***** DATASET
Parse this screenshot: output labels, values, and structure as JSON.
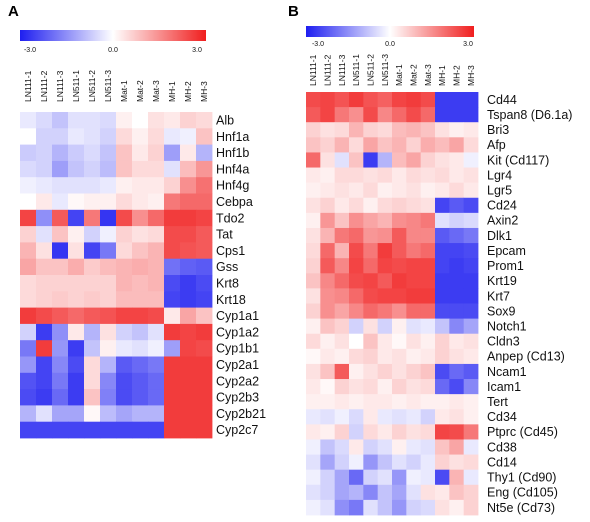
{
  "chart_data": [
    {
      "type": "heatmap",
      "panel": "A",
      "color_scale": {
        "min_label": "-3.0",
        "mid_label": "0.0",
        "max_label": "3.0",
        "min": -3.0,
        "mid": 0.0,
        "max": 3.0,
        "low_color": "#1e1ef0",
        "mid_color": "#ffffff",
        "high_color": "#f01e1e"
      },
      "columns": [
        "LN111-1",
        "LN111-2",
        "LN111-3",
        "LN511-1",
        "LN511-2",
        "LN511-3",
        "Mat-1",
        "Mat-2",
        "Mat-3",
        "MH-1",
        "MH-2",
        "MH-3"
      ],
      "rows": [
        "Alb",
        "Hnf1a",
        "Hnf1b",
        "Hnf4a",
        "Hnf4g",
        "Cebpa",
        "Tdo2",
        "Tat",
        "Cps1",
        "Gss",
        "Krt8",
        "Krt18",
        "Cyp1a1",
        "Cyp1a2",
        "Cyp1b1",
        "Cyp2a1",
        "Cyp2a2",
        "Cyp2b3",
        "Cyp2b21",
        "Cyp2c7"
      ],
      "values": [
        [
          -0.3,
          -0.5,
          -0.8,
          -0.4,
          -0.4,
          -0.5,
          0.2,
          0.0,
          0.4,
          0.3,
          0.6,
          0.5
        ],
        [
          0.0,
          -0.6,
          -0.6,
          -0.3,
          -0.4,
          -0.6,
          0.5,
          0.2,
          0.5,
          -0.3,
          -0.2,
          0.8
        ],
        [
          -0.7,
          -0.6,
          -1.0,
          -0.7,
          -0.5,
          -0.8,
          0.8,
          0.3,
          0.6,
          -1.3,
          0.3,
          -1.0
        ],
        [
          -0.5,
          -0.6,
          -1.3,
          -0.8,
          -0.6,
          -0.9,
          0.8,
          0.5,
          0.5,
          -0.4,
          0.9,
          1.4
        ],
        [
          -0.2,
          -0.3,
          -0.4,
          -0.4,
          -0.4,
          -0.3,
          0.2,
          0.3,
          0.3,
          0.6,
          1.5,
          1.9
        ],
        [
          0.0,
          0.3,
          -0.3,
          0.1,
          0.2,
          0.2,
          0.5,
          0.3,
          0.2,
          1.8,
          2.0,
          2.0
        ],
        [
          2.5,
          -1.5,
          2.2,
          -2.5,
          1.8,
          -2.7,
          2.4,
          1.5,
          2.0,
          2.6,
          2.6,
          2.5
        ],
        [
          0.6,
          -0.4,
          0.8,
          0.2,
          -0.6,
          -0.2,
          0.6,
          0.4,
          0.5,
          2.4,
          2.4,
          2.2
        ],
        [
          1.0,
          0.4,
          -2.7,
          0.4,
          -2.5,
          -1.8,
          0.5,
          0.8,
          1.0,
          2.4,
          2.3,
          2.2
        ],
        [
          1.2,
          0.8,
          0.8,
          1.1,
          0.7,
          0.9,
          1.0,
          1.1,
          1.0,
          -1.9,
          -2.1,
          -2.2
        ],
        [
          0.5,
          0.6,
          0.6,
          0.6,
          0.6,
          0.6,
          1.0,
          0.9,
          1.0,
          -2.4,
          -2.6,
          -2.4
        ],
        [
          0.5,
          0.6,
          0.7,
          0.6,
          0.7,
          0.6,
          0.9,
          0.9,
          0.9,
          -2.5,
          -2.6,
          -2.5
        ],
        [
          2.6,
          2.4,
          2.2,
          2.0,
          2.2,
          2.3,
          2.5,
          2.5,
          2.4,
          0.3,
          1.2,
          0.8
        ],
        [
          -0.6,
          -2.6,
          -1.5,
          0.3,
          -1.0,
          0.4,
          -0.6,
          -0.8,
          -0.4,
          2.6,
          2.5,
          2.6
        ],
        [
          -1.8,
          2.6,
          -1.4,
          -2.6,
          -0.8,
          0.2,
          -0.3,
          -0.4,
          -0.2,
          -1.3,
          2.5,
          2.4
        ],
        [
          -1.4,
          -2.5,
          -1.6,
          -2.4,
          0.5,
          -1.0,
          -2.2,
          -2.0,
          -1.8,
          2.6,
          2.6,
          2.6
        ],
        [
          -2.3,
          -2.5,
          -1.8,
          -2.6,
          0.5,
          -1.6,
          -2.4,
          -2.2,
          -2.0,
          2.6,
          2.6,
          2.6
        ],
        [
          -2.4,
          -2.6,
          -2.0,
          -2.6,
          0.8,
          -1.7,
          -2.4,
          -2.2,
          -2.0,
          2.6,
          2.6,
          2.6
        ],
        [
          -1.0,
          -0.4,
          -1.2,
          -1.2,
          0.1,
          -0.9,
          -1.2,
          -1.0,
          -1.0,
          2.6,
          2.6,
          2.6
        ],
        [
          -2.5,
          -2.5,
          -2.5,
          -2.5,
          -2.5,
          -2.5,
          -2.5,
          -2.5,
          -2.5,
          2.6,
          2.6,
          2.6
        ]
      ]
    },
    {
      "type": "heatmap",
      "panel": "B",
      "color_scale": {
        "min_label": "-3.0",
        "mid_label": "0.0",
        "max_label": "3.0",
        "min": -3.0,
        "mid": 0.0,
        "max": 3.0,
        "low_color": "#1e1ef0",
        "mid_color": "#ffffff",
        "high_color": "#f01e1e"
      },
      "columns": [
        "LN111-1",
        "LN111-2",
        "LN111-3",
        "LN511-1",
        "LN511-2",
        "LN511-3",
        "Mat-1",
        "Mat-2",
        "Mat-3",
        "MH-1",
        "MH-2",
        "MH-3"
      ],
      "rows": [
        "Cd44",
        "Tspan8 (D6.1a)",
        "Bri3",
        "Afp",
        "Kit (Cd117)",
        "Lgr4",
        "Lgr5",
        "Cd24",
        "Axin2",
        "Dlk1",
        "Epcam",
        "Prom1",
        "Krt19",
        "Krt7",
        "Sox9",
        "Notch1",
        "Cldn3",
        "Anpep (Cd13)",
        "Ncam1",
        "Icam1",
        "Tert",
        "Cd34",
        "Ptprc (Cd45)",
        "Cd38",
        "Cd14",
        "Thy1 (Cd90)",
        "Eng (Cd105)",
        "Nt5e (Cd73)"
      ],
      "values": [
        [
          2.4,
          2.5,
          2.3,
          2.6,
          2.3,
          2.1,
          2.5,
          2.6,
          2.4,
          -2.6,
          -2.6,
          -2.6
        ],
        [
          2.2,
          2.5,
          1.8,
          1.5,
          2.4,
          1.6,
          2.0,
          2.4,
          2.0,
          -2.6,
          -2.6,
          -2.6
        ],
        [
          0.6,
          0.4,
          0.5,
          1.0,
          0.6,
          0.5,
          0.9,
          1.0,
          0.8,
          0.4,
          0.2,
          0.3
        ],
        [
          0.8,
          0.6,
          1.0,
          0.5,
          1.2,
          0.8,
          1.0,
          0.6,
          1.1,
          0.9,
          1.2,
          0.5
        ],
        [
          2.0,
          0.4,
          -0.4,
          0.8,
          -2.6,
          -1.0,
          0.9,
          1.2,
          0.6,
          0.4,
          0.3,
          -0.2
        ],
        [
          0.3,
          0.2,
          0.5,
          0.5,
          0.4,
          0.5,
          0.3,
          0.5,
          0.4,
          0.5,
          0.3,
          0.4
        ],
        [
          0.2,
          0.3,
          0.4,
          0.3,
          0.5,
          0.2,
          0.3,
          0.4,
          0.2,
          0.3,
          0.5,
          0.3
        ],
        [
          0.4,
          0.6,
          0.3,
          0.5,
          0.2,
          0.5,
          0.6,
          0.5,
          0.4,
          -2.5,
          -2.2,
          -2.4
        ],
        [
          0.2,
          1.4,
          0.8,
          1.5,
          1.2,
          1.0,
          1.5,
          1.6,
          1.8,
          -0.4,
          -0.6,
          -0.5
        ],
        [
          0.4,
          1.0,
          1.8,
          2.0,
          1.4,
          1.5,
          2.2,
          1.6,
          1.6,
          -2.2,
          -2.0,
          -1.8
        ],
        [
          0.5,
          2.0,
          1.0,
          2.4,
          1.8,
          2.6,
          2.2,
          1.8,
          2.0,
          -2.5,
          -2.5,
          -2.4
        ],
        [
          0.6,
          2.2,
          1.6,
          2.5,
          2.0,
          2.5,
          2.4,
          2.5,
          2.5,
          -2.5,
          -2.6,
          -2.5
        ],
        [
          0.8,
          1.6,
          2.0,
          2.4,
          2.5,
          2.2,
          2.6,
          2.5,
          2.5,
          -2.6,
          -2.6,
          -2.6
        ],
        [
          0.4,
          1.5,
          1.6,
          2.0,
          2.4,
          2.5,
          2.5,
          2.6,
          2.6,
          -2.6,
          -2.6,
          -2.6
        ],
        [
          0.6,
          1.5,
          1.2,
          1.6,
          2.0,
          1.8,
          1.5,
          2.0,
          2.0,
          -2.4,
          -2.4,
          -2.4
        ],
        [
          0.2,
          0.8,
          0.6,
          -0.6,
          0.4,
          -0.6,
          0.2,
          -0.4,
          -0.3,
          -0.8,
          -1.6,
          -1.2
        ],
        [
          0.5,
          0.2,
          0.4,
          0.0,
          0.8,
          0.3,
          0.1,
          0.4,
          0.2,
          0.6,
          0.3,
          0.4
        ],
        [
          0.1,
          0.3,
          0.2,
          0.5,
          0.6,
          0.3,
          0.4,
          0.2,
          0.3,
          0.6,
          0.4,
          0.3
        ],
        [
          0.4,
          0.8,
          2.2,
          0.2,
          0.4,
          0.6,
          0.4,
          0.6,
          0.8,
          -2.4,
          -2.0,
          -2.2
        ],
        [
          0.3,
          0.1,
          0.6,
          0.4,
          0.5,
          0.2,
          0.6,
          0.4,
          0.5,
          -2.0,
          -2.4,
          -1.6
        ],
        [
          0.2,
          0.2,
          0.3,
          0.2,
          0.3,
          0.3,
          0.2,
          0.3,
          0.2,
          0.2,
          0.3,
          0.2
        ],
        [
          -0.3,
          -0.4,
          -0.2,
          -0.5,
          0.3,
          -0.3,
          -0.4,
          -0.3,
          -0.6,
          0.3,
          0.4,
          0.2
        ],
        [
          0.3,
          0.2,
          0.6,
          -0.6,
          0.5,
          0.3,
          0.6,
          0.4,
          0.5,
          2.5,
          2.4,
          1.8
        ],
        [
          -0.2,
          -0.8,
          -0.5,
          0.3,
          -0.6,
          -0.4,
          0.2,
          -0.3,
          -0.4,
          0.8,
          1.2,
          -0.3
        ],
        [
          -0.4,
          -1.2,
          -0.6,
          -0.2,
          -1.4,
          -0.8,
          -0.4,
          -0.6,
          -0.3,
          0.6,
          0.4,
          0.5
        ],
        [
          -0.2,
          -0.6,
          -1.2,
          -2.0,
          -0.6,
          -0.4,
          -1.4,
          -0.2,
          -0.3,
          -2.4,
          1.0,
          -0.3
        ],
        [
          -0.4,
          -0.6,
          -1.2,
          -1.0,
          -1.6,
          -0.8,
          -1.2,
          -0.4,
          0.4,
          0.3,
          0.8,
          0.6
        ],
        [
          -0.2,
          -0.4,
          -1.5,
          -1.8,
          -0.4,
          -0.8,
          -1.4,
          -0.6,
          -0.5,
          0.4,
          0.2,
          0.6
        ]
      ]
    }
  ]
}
**********
***** DATASET
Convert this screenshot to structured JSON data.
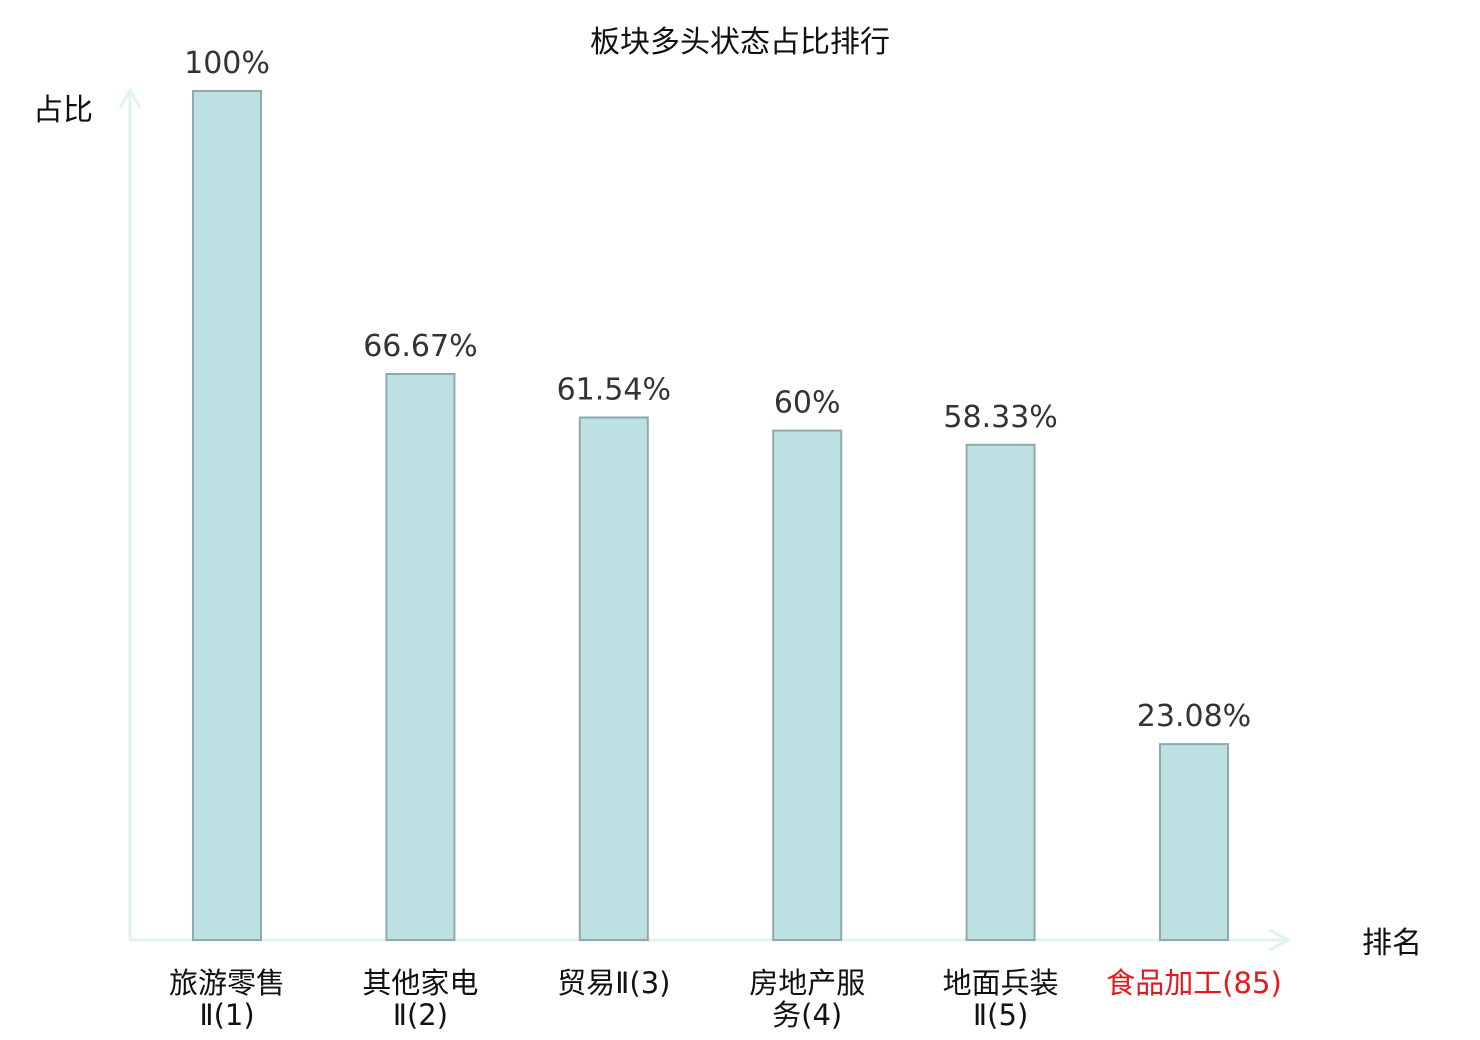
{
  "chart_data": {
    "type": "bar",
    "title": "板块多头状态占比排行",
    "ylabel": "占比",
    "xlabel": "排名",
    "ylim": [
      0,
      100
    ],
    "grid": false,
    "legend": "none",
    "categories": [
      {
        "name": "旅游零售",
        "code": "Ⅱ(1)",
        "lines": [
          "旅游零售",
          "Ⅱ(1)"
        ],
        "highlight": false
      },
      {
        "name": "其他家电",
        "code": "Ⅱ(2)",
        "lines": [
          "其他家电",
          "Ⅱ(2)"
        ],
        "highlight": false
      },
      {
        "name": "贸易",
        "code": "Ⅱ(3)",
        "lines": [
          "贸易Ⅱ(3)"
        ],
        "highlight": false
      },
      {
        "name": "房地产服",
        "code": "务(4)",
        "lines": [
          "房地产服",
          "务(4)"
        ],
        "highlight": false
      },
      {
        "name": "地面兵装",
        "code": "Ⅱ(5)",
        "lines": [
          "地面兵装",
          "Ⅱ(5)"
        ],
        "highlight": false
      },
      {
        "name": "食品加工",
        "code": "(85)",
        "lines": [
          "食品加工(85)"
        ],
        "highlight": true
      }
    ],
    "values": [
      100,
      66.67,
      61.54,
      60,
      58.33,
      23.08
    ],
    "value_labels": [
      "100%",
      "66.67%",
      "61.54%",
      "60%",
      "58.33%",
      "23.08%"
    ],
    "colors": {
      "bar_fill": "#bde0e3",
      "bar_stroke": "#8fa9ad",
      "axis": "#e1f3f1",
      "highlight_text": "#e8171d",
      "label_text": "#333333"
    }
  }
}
**********
***** DATASET
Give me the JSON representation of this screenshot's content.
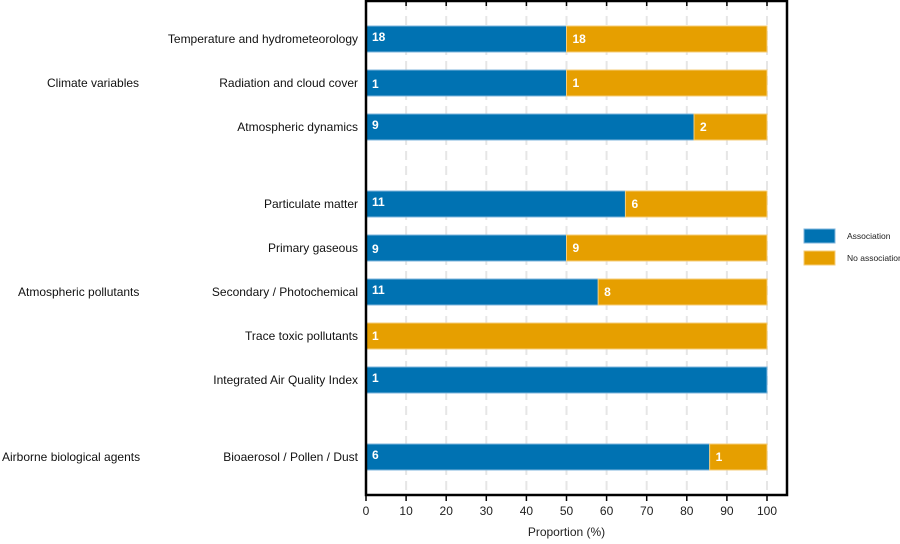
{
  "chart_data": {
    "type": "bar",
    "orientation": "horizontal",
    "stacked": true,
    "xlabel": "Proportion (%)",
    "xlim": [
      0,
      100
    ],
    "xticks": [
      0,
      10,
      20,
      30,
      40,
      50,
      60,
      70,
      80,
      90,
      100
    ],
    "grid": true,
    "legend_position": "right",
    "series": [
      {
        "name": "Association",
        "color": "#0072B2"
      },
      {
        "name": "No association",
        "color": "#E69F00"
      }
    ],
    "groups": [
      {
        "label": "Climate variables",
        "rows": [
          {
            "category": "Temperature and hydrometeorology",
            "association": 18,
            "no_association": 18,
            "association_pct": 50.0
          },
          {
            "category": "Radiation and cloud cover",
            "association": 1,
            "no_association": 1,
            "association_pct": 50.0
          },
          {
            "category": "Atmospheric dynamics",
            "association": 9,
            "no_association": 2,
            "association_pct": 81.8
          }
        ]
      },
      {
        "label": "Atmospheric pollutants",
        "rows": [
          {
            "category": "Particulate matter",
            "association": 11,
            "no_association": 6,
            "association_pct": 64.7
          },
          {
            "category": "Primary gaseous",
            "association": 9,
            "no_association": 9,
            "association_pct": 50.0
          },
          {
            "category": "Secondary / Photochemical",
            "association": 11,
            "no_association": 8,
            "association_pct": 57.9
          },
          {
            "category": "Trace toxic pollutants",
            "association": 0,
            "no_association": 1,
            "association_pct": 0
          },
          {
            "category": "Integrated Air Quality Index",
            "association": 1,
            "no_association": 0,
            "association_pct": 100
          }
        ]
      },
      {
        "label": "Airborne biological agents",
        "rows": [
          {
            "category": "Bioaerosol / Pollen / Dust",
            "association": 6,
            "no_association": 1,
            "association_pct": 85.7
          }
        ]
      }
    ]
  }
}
**********
Go through the records and pull out each line that includes the word "true".

RIGHT ANSWER –
        "highlight": true
    "stacked": true,
    "grid": true,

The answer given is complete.